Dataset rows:
+++
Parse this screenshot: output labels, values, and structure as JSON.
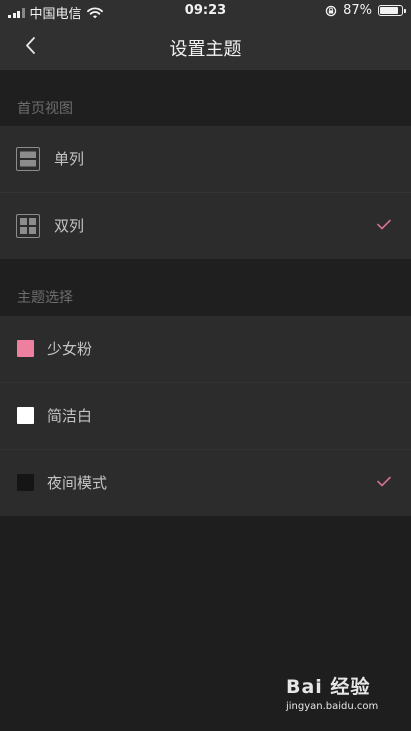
{
  "status_bar": {
    "carrier": "中国电信",
    "time": "09:23",
    "battery": "87%",
    "battery_level": 0.87
  },
  "nav": {
    "title": "设置主题"
  },
  "home_view": {
    "header": "首页视图",
    "options": [
      {
        "label": "单列",
        "icon": "single-column-icon",
        "selected": false
      },
      {
        "label": "双列",
        "icon": "double-column-icon",
        "selected": true
      }
    ]
  },
  "theme": {
    "header": "主题选择",
    "options": [
      {
        "label": "少女粉",
        "color": "#ee7f9f",
        "selected": false
      },
      {
        "label": "简洁白",
        "color": "#ffffff",
        "selected": false
      },
      {
        "label": "夜间模式",
        "color": "#151515",
        "selected": true
      }
    ]
  },
  "colors": {
    "check": "#d3718d",
    "background": "#1e1e1f",
    "card": "#2c2c2d"
  },
  "watermark": {
    "brand": "Bai 经验",
    "url": "jingyan.baidu.com"
  }
}
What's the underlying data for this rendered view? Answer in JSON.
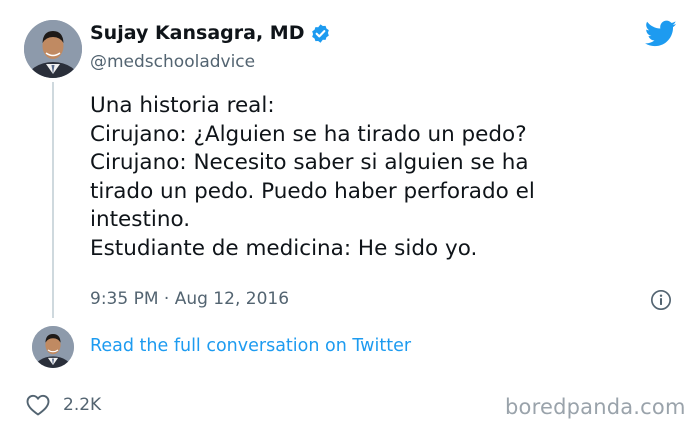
+++
DIRECTIONS FOR THIS TASK. Except for the pictures, reproduce every line exactly.

SOLUTION TO THE PROBLEM.
Parse this screenshot: output labels, values, and structure as JSON.
{
  "status_bar": {
    "carrier": "中国电信",
    "time": "09:23",
    "battery": "87%",
    "battery_level": 0.87
  },
  "nav": {
    "title": "设置主题"
  },
  "home_view": {
    "header": "首页视图",
    "options": [
      {
        "label": "单列",
        "icon": "single-column-icon",
        "selected": false
      },
      {
        "label": "双列",
        "icon": "double-column-icon",
        "selected": true
      }
    ]
  },
  "theme": {
    "header": "主题选择",
    "options": [
      {
        "label": "少女粉",
        "color": "#ee7f9f",
        "selected": false
      },
      {
        "label": "简洁白",
        "color": "#ffffff",
        "selected": false
      },
      {
        "label": "夜间模式",
        "color": "#151515",
        "selected": true
      }
    ]
  },
  "colors": {
    "check": "#d3718d",
    "background": "#1e1e1f",
    "card": "#2c2c2d"
  },
  "watermark": {
    "brand": "Bai 经验",
    "url": "jingyan.baidu.com"
  }
}
What's the underlying data for this rendered view? Answer in JSON.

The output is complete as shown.